- Task to complete -
The answer must consist of every line from the data that holds "beslut".
= = = = =
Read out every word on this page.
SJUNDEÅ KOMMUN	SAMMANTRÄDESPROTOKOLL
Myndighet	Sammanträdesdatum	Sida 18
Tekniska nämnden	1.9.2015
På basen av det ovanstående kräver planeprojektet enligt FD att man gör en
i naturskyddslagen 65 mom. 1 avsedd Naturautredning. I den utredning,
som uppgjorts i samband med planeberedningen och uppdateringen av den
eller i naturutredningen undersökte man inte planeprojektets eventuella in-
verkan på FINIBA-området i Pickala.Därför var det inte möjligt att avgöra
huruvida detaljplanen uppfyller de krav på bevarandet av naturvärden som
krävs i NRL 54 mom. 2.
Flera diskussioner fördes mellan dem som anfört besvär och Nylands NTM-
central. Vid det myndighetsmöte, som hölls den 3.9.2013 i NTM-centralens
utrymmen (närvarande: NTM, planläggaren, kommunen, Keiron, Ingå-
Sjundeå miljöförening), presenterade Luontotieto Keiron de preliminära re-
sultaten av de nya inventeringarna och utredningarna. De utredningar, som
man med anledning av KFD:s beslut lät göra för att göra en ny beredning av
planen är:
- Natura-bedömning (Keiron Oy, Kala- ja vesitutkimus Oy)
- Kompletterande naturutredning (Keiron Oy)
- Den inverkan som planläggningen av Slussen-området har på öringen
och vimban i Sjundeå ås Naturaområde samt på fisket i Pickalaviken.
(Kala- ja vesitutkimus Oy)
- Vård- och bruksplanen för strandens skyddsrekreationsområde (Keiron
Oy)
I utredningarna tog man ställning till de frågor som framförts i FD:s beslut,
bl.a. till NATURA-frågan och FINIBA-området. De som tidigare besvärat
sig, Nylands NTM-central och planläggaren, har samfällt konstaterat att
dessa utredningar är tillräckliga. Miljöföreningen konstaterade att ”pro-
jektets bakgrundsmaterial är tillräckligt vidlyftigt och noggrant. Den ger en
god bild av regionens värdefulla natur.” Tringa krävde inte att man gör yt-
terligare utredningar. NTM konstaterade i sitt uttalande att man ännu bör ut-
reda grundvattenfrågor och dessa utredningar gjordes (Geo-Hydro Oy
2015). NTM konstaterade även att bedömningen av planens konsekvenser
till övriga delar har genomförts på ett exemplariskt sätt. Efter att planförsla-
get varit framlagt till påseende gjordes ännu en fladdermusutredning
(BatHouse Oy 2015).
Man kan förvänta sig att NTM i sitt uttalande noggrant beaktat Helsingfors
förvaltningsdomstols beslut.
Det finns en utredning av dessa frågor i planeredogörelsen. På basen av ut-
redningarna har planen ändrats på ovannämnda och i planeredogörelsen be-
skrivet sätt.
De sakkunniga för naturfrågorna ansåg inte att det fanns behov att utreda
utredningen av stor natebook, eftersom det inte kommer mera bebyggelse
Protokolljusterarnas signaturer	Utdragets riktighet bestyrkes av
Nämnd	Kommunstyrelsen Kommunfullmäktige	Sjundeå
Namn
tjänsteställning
= = = = =
- Response area -
man med anledning av KFD:s beslut lät göra för att göra en ny beredning av
I utredningarna tog man ställning till de frågor som framförts i FD:s beslut,
förvaltningsdomstols beslut.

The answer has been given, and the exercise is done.